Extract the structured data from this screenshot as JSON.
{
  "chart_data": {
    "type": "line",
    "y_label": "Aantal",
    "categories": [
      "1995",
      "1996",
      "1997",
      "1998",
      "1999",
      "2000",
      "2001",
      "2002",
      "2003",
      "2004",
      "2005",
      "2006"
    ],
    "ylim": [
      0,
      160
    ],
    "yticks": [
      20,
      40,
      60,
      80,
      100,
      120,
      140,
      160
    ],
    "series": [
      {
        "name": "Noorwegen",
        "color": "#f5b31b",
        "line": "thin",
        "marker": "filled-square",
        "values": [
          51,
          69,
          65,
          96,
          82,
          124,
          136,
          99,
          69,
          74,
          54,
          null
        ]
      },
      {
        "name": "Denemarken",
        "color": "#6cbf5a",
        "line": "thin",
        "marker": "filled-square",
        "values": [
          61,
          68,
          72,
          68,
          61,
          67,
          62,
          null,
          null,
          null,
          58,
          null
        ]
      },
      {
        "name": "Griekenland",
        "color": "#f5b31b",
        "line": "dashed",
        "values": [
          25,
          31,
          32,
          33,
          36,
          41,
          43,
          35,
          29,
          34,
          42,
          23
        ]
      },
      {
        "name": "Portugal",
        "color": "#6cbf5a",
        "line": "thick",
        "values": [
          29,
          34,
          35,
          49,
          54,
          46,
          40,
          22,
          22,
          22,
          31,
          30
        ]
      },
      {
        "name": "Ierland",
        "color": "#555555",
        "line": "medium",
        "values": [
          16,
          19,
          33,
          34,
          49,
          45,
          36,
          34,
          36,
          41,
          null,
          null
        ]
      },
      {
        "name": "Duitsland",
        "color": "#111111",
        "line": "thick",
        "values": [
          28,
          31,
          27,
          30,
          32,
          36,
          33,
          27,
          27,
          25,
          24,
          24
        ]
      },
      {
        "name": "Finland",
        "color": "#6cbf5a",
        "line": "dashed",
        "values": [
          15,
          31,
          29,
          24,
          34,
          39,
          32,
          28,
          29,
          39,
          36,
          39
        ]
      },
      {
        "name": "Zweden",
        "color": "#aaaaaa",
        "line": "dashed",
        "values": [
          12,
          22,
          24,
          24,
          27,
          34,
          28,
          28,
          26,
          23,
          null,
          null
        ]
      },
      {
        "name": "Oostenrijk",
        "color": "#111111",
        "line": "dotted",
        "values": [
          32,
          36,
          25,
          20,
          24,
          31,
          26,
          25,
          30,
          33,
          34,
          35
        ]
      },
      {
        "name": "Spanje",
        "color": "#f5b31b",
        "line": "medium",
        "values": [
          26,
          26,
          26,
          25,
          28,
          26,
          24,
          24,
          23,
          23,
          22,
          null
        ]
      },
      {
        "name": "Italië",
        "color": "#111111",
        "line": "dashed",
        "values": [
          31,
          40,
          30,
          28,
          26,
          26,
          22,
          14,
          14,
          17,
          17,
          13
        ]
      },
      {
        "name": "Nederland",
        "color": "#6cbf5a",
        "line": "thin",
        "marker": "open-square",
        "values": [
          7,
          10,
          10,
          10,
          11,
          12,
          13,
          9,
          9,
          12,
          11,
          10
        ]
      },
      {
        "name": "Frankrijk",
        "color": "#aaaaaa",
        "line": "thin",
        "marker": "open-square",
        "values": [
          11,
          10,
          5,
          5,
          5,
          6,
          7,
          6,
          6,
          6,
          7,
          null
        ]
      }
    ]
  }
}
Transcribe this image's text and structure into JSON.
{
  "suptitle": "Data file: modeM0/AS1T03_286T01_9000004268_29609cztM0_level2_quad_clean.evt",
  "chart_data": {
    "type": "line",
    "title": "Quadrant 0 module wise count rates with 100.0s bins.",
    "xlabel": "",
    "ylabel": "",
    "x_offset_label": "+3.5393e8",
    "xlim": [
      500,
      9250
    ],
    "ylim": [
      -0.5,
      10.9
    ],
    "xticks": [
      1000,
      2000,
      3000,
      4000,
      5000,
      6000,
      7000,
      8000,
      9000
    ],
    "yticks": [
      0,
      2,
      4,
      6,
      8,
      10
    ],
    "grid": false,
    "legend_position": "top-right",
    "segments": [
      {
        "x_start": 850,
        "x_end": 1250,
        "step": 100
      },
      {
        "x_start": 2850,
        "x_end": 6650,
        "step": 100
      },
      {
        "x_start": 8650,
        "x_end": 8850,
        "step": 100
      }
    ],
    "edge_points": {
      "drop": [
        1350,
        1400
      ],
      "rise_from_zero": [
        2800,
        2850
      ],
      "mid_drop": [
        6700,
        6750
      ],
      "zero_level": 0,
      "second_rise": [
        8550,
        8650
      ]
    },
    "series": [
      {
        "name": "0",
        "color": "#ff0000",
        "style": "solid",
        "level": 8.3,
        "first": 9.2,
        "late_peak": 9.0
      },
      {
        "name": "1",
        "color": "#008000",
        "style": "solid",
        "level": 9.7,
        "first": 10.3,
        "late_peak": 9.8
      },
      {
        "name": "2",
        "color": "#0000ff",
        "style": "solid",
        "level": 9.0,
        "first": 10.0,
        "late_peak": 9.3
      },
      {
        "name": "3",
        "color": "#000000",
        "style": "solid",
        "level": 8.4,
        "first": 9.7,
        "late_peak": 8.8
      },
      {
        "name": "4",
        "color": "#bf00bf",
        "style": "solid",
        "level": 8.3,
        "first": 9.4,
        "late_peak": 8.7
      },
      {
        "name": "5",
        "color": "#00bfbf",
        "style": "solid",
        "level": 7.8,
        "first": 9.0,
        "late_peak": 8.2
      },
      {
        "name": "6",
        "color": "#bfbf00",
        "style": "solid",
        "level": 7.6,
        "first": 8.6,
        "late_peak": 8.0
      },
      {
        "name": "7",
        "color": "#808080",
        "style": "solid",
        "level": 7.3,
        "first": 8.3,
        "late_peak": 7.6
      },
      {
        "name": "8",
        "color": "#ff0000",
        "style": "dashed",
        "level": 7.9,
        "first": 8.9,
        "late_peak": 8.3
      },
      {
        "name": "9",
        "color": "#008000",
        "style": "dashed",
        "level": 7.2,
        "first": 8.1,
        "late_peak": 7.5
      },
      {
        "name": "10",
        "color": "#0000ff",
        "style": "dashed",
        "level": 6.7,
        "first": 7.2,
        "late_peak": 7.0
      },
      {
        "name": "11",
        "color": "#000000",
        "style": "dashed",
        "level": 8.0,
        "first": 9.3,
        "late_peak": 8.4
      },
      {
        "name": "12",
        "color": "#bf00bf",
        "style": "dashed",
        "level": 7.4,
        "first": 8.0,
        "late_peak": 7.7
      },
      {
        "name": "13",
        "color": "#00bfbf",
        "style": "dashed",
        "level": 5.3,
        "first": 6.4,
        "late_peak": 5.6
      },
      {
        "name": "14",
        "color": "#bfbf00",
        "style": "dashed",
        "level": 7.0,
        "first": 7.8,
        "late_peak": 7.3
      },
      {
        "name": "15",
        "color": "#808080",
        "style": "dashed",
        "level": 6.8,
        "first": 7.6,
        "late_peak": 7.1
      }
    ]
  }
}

┄┄┄┄┄┄┄┄┄┄

- Aim
Repeat all entries. Match them exactly.

- Solution to the exercise
Extract the structured data from this screenshot as JSON.
{
  "chart_data": {
    "type": "line",
    "y_label": "Aantal",
    "categories": [
      "1995",
      "1996",
      "1997",
      "1998",
      "1999",
      "2000",
      "2001",
      "2002",
      "2003",
      "2004",
      "2005",
      "2006"
    ],
    "ylim": [
      0,
      160
    ],
    "yticks": [
      20,
      40,
      60,
      80,
      100,
      120,
      140,
      160
    ],
    "series": [
      {
        "name": "Noorwegen",
        "color": "#f5b31b",
        "line": "thin",
        "marker": "filled-square",
        "values": [
          51,
          69,
          65,
          96,
          82,
          124,
          136,
          99,
          69,
          74,
          54,
          null
        ]
      },
      {
        "name": "Denemarken",
        "color": "#6cbf5a",
        "line": "thin",
        "marker": "filled-square",
        "values": [
          61,
          68,
          72,
          68,
          61,
          67,
          62,
          null,
          null,
          null,
          58,
          null
        ]
      },
      {
        "name": "Griekenland",
        "color": "#f5b31b",
        "line": "dashed",
        "values": [
          25,
          31,
          32,
          33,
          36,
          41,
          43,
          35,
          29,
          34,
          42,
          23
        ]
      },
      {
        "name": "Portugal",
        "color": "#6cbf5a",
        "line": "thick",
        "values": [
          29,
          34,
          35,
          49,
          54,
          46,
          40,
          22,
          22,
          22,
          31,
          30
        ]
      },
      {
        "name": "Ierland",
        "color": "#555555",
        "line": "medium",
        "values": [
          16,
          19,
          33,
          34,
          49,
          45,
          36,
          34,
          36,
          41,
          null,
          null
        ]
      },
      {
        "name": "Duitsland",
        "color": "#111111",
        "line": "thick",
        "values": [
          28,
          31,
          27,
          30,
          32,
          36,
          33,
          27,
          27,
          25,
          24,
          24
        ]
      },
      {
        "name": "Finland",
        "color": "#6cbf5a",
        "line": "dashed",
        "values": [
          15,
          31,
          29,
          24,
          34,
          39,
          32,
          28,
          29,
          39,
          36,
          39
        ]
      },
      {
        "name": "Zweden",
        "color": "#aaaaaa",
        "line": "dashed",
        "values": [
          12,
          22,
          24,
          24,
          27,
          34,
          28,
          28,
          26,
          23,
          null,
          null
        ]
      },
      {
        "name": "Oostenrijk",
        "color": "#111111",
        "line": "dotted",
        "values": [
          32,
          36,
          25,
          20,
          24,
          31,
          26,
          25,
          30,
          33,
          34,
          35
        ]
      },
      {
        "name": "Spanje",
        "color": "#f5b31b",
        "line": "medium",
        "values": [
          26,
          26,
          26,
          25,
          28,
          26,
          24,
          24,
          23,
          23,
          22,
          null
        ]
      },
      {
        "name": "Italië",
        "color": "#111111",
        "line": "dashed",
        "values": [
          31,
          40,
          30,
          28,
          26,
          26,
          22,
          14,
          14,
          17,
          17,
          13
        ]
      },
      {
        "name": "Nederland",
        "color": "#6cbf5a",
        "line": "thin",
        "marker": "open-square",
        "values": [
          7,
          10,
          10,
          10,
          11,
          12,
          13,
          9,
          9,
          12,
          11,
          10
        ]
      },
      {
        "name": "Frankrijk",
        "color": "#aaaaaa",
        "line": "thin",
        "marker": "open-square",
        "values": [
          11,
          10,
          5,
          5,
          5,
          6,
          7,
          6,
          6,
          6,
          7,
          null
        ]
      }
    ]
  }
}
Transcribe this image's text and structure into JSON.
{
  "suptitle": "Data file: modeM0/AS1T03_286T01_9000004268_29609cztM0_level2_quad_clean.evt",
  "chart_data": {
    "type": "line",
    "title": "Quadrant 0 module wise count rates with 100.0s bins.",
    "xlabel": "",
    "ylabel": "",
    "x_offset_label": "+3.5393e8",
    "xlim": [
      500,
      9250
    ],
    "ylim": [
      -0.5,
      10.9
    ],
    "xticks": [
      1000,
      2000,
      3000,
      4000,
      5000,
      6000,
      7000,
      8000,
      9000
    ],
    "yticks": [
      0,
      2,
      4,
      6,
      8,
      10
    ],
    "grid": false,
    "legend_position": "top-right",
    "segments": [
      {
        "x_start": 850,
        "x_end": 1250,
        "step": 100
      },
      {
        "x_start": 2850,
        "x_end": 6650,
        "step": 100
      },
      {
        "x_start": 8650,
        "x_end": 8850,
        "step": 100
      }
    ],
    "edge_points": {
      "drop": [
        1350,
        1400
      ],
      "rise_from_zero": [
        2800,
        2850
      ],
      "mid_drop": [
        6700,
        6750
      ],
      "zero_level": 0,
      "second_rise": [
        8550,
        8650
      ]
    },
    "series": [
      {
        "name": "0",
        "color": "#ff0000",
        "style": "solid",
        "level": 8.3,
        "first": 9.2,
        "late_peak": 9.0
      },
      {
        "name": "1",
        "color": "#008000",
        "style": "solid",
        "level": 9.7,
        "first": 10.3,
        "late_peak": 9.8
      },
      {
        "name": "2",
        "color": "#0000ff",
        "style": "solid",
        "level": 9.0,
        "first": 10.0,
        "late_peak": 9.3
      },
      {
        "name": "3",
        "color": "#000000",
        "style": "solid",
        "level": 8.4,
        "first": 9.7,
        "late_peak": 8.8
      },
      {
        "name": "4",
        "color": "#bf00bf",
        "style": "solid",
        "level": 8.3,
        "first": 9.4,
        "late_peak": 8.7
      },
      {
        "name": "5",
        "color": "#00bfbf",
        "style": "solid",
        "level": 7.8,
        "first": 9.0,
        "late_peak": 8.2
      },
      {
        "name": "6",
        "color": "#bfbf00",
        "style": "solid",
        "level": 7.6,
        "first": 8.6,
        "late_peak": 8.0
      },
      {
        "name": "7",
        "color": "#808080",
        "style": "solid",
        "level": 7.3,
        "first": 8.3,
        "late_peak": 7.6
      },
      {
        "name": "8",
        "color": "#ff0000",
        "style": "dashed",
        "level": 7.9,
        "first": 8.9,
        "late_peak": 8.3
      },
      {
        "name": "9",
        "color": "#008000",
        "style": "dashed",
        "level": 7.2,
        "first": 8.1,
        "late_peak": 7.5
      },
      {
        "name": "10",
        "color": "#0000ff",
        "style": "dashed",
        "level": 6.7,
        "first": 7.2,
        "late_peak": 7.0
      },
      {
        "name": "11",
        "color": "#000000",
        "style": "dashed",
        "level": 8.0,
        "first": 9.3,
        "late_peak": 8.4
      },
      {
        "name": "12",
        "color": "#bf00bf",
        "style": "dashed",
        "level": 7.4,
        "first": 8.0,
        "late_peak": 7.7
      },
      {
        "name": "13",
        "color": "#00bfbf",
        "style": "dashed",
        "level": 5.3,
        "first": 6.4,
        "late_peak": 5.6
      },
      {
        "name": "14",
        "color": "#bfbf00",
        "style": "dashed",
        "level": 7.0,
        "first": 7.8,
        "late_peak": 7.3
      },
      {
        "name": "15",
        "color": "#808080",
        "style": "dashed",
        "level": 6.8,
        "first": 7.6,
        "late_peak": 7.1
      }
    ]
  }
}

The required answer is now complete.